From the listing below, pull out every line where the string "Warning" appears.

> [Records for this exercise]:
** start **

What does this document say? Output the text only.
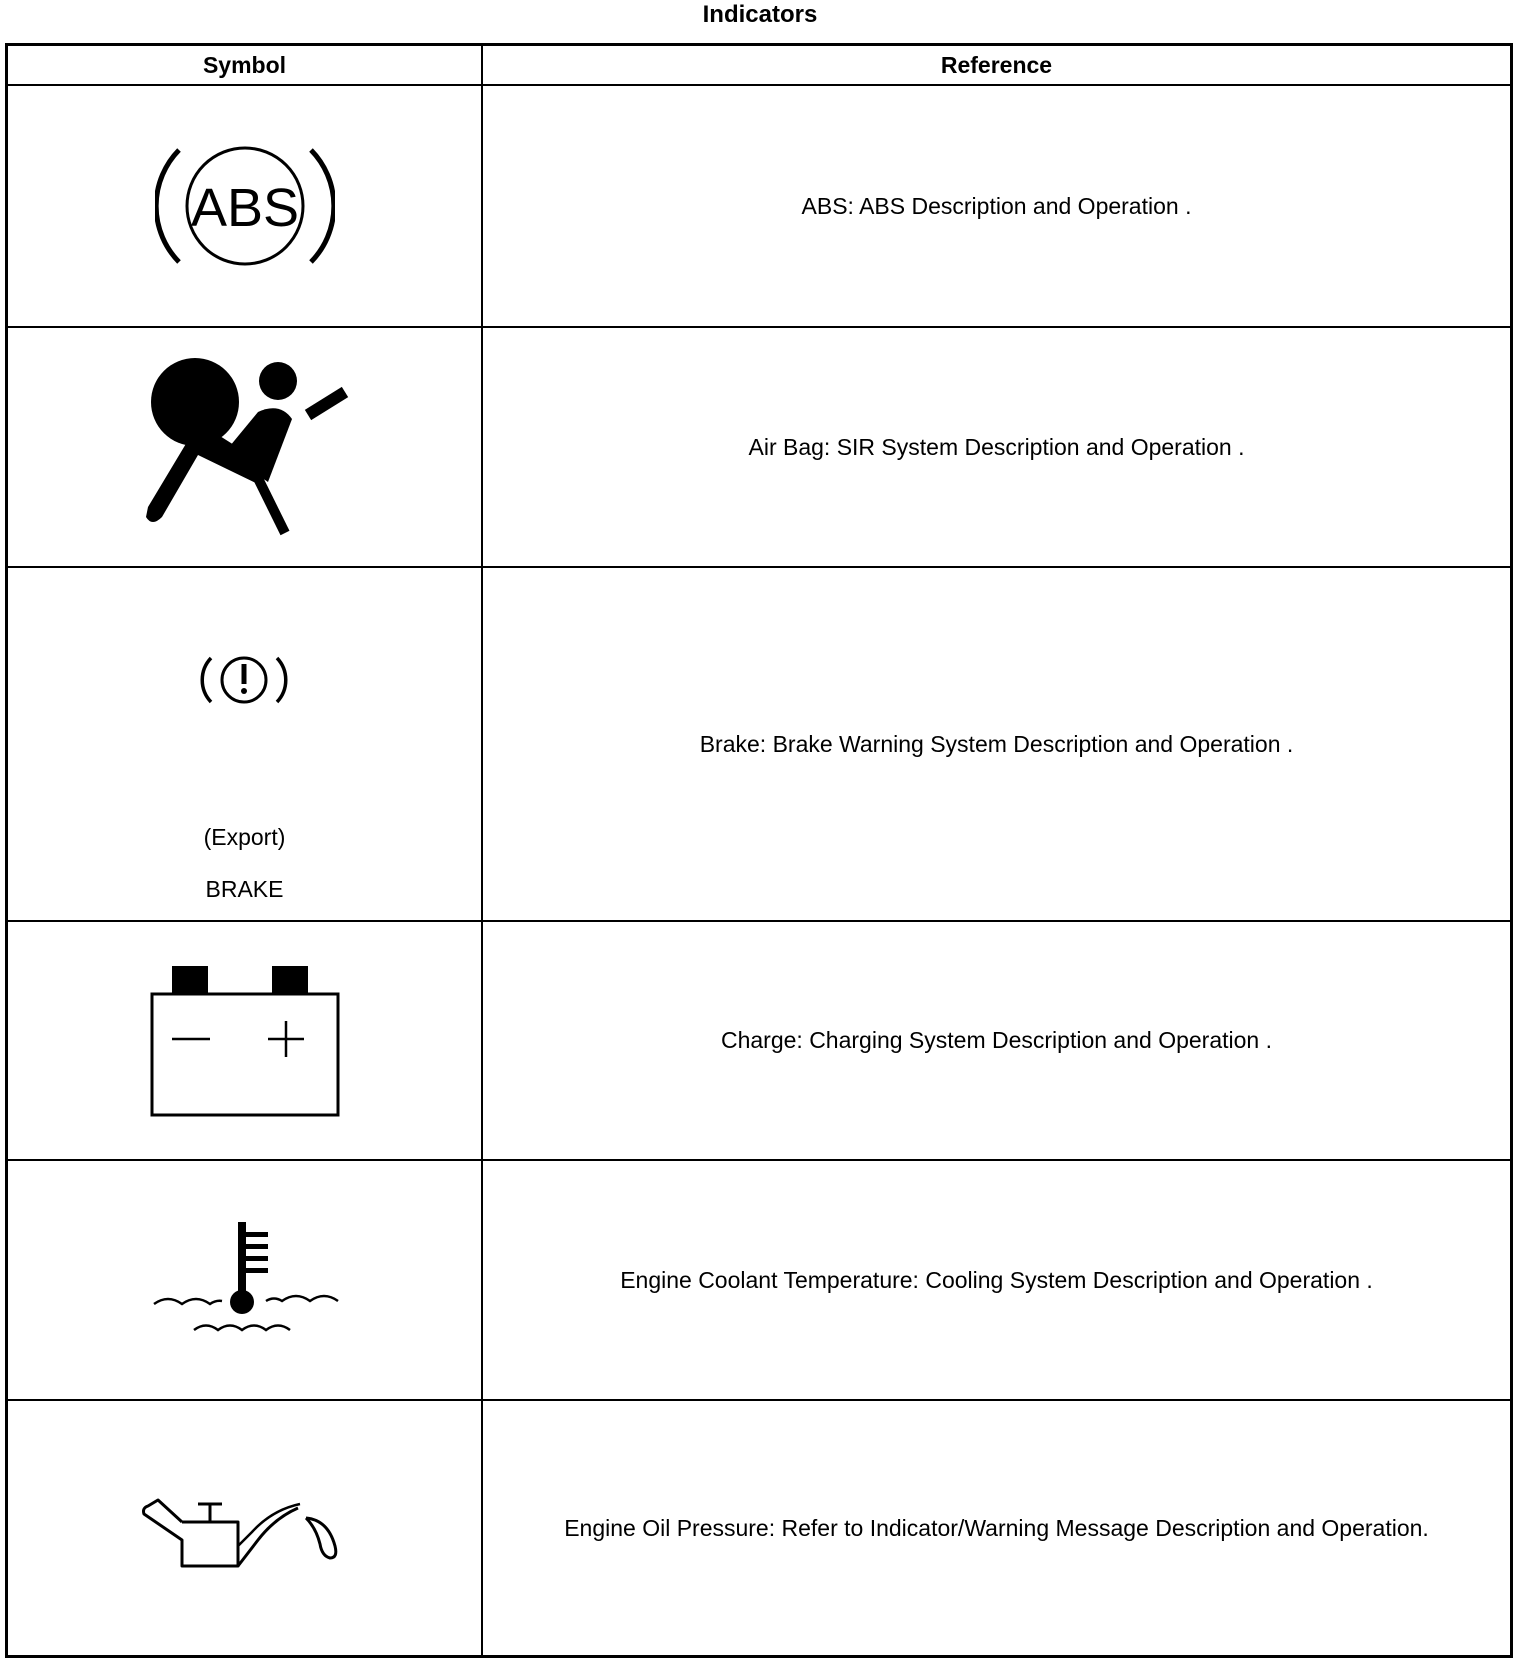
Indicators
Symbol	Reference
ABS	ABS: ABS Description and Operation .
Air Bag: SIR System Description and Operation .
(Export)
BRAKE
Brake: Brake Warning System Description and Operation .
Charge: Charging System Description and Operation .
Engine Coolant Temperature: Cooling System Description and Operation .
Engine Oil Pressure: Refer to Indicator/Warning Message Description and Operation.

** end **
** start **

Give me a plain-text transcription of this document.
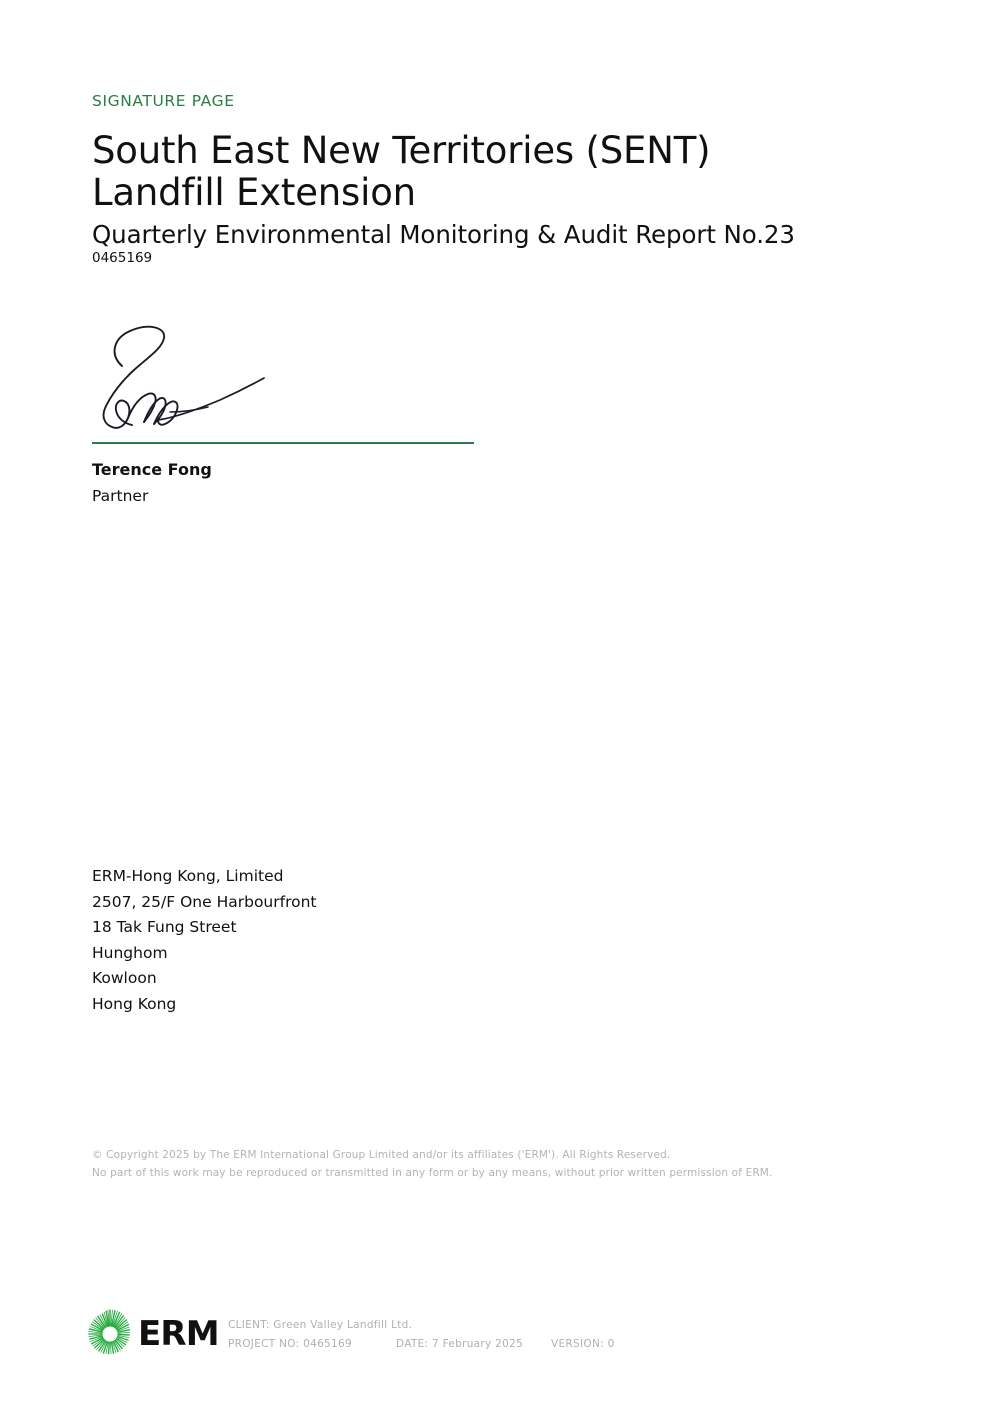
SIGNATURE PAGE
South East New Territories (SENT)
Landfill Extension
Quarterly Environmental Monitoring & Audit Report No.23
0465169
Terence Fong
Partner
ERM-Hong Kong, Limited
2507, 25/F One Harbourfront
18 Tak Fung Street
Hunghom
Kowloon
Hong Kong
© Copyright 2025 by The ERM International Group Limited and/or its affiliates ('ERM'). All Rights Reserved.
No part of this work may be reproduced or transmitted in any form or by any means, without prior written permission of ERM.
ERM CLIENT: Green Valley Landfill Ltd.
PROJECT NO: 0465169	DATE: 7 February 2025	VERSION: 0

** end **
** start **

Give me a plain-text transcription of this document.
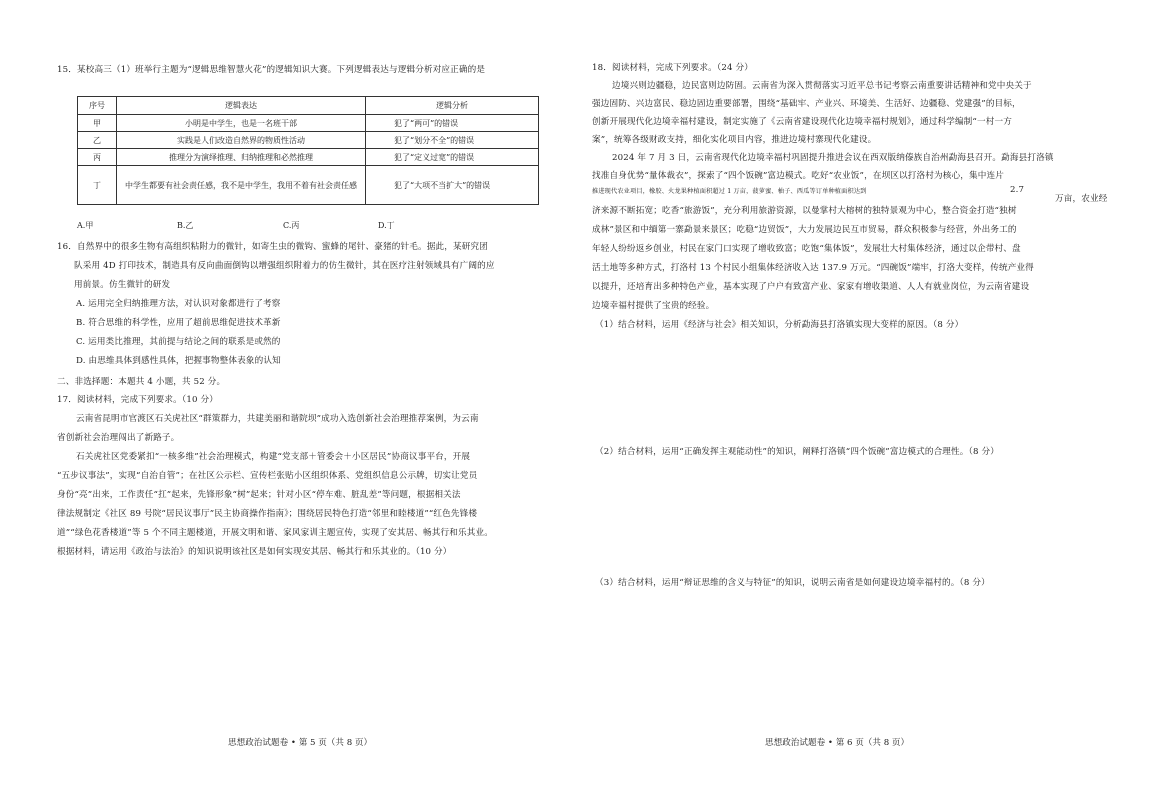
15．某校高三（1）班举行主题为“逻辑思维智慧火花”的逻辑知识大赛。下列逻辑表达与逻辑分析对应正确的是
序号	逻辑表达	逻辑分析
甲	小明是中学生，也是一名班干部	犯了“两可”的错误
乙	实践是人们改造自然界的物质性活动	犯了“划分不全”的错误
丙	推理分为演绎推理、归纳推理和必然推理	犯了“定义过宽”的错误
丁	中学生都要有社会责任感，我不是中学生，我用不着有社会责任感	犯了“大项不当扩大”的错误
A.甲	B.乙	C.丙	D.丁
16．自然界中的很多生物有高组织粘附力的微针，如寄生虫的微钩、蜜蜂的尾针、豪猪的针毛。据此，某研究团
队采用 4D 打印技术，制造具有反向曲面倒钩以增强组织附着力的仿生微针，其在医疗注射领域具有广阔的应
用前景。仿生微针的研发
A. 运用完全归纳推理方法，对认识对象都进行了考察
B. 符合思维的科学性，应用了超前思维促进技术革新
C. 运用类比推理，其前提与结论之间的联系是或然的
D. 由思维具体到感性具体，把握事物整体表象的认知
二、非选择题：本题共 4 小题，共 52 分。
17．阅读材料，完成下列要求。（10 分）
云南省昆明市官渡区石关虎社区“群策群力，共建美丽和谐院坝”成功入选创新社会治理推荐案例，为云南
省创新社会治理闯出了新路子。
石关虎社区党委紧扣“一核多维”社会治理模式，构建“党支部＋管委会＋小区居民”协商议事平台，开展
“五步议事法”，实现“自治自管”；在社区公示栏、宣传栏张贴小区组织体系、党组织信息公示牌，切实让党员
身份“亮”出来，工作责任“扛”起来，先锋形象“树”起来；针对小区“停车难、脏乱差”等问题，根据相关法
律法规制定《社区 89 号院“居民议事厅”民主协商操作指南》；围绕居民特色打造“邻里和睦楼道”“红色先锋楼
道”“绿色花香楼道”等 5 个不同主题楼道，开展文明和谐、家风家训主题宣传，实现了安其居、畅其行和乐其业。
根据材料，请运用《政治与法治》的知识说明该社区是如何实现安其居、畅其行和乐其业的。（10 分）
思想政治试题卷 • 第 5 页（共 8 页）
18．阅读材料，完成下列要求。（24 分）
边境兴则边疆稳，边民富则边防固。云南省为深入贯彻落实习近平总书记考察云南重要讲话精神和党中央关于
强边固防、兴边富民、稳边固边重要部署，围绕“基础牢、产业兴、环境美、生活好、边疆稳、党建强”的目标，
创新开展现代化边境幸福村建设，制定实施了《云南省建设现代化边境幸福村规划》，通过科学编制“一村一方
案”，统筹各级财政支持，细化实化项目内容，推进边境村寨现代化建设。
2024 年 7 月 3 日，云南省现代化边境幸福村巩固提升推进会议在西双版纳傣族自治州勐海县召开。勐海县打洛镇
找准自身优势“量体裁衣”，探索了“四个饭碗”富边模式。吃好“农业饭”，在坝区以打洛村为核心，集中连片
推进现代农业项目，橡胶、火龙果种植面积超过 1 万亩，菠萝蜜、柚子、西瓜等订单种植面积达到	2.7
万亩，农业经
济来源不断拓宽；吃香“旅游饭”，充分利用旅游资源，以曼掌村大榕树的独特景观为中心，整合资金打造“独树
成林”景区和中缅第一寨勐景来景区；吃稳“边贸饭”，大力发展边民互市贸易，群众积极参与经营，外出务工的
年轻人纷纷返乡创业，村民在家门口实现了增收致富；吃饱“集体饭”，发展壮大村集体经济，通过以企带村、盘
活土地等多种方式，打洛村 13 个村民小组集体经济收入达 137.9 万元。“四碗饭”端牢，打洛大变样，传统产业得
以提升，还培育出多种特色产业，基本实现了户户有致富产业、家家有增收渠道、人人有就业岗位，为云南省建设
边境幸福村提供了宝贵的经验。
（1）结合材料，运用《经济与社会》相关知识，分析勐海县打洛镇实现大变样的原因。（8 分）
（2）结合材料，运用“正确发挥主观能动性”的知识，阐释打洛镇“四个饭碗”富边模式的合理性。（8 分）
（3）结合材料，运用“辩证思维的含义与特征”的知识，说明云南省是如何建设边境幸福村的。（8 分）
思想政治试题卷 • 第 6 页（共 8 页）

** end **

> [Problem solution]:
Brake: Brake Warning System Description and Operation .
Engine Oil Pressure: Refer to Indicator/Warning Message Description and Operation.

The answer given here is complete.